+++ Passage provided +++
Ollama's chat() call with streaming=True returns an iterator that yields text chunks as the model produces them. Reflex's yield pattern maps directly onto this behavior. Inside an event handler, each yielded state update triggers a re-render of only the components that changed, so rx.markdown displays tokens as they arrive instead of waiting for the full response. The result is a typing effect that requires no client-side JavaScript, just Python yielding state updates from an Ollama streaming iterator. When comparing two models simultaneously, rx.table handles that naturally, showing each model's output in its own column as tokens stream in.
Latency, tokens per second, and memory usage are snapshot values, making stat cards the right fit. Reflex's stat component displays these cleanly without wiring up any JavaScript metric aggregation. Computed vars calculate values like average latency directly from stored API responses, updating automatically when new data arrives. For tracking inference trends across a session, line charts give teams a quick read on whether Llama 3.2 or Mistral holds up better under concurrent load.
| Component Type | Use Case | Ollama Data |
|---|---|---|
| rx.table | Compare model outputs | Multiple inference responses |
| rx.stat | Display token throughput | Tokens/second from API |
| rx.markdown | Render streaming text | Real-time chat responses |
| rx.recharts.line_chart | Track latency trends | Response time history |
Deployment follows one of two patterns: your Reflex dashboard pointing at an on-premises Ollama server via a configured base_url, or both self-hosted together via Docker. reflex deploy packages only your Python app and Ollama client logic. The Ollama service runs as a separate process, whether that's on the same host or a shared internal endpoint.
For enterprise teams who need both the dashboard and inference server inside their network perimeter, VPC deployment keeps everything air-gapped.
Ollama's self-hosted setup supports GPU-backed production workloads, and its HTTP server exposes the same REST endpoints whether you're on a workstation or a Kubernetes node. Helm chart orchestration lets you run Ollama and Reflex as separate pods in the same cluster, keeping scaling concerns cleanly separated.
- Reflex Cloud deployments connect to on-premises Ollama servers through a configured
base_url, so your inference layer never leaves your network.
- Docker Compose handles co-located setups where both services share the same host.
+++ Given data +++
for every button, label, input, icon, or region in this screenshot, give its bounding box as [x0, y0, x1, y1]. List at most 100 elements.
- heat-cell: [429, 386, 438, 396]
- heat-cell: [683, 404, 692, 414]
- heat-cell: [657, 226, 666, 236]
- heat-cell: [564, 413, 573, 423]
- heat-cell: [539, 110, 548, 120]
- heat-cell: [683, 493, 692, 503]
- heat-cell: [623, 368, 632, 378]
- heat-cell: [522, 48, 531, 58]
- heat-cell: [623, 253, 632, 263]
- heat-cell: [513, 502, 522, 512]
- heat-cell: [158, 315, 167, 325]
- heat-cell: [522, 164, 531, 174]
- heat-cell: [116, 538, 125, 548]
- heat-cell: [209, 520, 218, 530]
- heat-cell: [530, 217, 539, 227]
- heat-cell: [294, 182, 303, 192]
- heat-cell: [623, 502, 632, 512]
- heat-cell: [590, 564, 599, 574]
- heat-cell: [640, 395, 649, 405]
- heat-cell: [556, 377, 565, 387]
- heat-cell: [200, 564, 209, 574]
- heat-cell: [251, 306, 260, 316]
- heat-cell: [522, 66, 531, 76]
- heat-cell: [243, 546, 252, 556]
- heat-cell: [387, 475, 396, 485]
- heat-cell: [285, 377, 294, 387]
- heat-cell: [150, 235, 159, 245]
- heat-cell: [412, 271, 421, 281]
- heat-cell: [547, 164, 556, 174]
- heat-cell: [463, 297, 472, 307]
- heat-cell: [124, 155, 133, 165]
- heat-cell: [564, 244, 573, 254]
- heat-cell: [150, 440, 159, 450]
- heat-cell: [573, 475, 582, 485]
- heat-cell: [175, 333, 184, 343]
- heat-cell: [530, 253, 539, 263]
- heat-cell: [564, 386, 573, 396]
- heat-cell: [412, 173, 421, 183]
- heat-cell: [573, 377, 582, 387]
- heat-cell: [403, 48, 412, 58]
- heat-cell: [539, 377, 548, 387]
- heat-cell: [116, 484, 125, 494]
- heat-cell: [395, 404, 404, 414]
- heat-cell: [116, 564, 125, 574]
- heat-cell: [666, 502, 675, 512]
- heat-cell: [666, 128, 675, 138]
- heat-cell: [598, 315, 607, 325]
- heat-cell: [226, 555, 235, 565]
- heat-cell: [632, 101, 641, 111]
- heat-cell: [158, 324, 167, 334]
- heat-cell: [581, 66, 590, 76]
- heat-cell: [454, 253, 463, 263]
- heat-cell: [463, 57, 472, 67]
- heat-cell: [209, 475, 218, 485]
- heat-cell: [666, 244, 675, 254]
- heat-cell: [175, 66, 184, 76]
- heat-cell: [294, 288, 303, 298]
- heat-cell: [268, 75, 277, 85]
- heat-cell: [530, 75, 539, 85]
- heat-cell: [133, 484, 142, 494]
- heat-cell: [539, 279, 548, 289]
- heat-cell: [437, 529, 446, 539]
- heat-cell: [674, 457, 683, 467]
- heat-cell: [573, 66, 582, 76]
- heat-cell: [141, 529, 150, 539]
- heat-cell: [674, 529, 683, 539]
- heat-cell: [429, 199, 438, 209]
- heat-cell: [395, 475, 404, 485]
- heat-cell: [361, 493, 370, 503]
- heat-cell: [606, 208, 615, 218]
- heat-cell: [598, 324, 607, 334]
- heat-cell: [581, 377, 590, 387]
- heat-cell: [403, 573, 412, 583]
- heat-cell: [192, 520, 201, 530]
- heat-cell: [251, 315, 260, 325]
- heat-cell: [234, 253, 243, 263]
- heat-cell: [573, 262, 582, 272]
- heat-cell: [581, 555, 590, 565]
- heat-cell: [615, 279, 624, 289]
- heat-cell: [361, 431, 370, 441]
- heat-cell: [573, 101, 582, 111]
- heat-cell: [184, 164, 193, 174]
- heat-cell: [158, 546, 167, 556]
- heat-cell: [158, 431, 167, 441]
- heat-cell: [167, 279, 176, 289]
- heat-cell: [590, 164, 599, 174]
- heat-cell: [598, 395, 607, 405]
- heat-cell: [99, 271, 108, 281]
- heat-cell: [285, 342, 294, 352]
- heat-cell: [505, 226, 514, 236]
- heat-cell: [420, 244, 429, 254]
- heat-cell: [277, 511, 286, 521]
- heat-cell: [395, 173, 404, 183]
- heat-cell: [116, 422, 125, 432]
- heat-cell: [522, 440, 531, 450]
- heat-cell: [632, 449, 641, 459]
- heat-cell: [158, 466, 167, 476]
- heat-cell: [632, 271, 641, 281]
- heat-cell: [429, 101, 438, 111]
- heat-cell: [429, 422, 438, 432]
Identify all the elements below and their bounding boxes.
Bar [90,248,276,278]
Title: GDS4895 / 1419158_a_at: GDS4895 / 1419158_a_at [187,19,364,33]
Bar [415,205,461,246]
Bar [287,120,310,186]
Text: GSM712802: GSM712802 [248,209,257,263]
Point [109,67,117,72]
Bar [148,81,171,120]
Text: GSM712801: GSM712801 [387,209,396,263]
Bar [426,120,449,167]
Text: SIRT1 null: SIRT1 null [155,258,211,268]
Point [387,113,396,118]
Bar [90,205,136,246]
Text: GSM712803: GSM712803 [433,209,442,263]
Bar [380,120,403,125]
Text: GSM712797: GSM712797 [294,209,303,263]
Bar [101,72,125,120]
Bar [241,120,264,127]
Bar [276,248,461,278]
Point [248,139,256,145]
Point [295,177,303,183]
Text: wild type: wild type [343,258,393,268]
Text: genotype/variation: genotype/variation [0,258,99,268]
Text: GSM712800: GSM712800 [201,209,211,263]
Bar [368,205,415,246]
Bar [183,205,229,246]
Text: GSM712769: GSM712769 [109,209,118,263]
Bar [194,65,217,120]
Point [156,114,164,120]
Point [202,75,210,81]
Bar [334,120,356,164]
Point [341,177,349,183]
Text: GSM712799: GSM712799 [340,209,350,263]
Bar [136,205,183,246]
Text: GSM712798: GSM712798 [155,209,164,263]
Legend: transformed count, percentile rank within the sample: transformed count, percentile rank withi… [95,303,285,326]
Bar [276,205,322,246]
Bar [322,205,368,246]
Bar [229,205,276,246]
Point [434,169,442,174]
+++
Required actions ::
A) From the passage on building Ollama dashboards with Reflex, list every Reflex component named in the table's "Component Type" column.
B) Continue the passage on Reflex and Ollama deployment from its last sentence.

Responses in order ::
A)
- rx.table
- rx.stat
- rx.markdown
- rx.recharts.line_chart

B)
- GitHub Actions workflows can redeploy the dashboard automatically whenever you add a new model to monitor, removing the need for manual intervention. For more deployment strategies and tutorials, visit the Reflex Learn blog.
Yes. Reflex lets you build full Ollama dashboards in pure Python, connecting directly to Ollama's REST API through event handlers without any JavaScript client code. Your entire app (from API calls to streaming UI updates) stays in one Python codebase.
Streamlit's script rerun model re-executes your entire file on every interaction, which breaks when tracking multiple concurrent Ollama inference requests and causes memory leaks. Reflex uses event-based updates that re-render only changed components, making it better for real-time streaming responses and multi-model comparisons.
Reflex's yield pattern maps directly onto Ollama's streaming iterator. Inside an event handler, call chat() with streaming=True, then yield state updates as each token arrives. This triggers component updates that display tokens as they stream in, creating a typing effect with no client-side JavaScript.
Point your Reflex dashboard at an on-premises Ollama server via a configured base_url, or self-host both together using Docker Compose. For enterprise air-gapped deployments, VPC deployment keeps your dashboard and inference server inside your network perimeter while Kubernetes handles scaling.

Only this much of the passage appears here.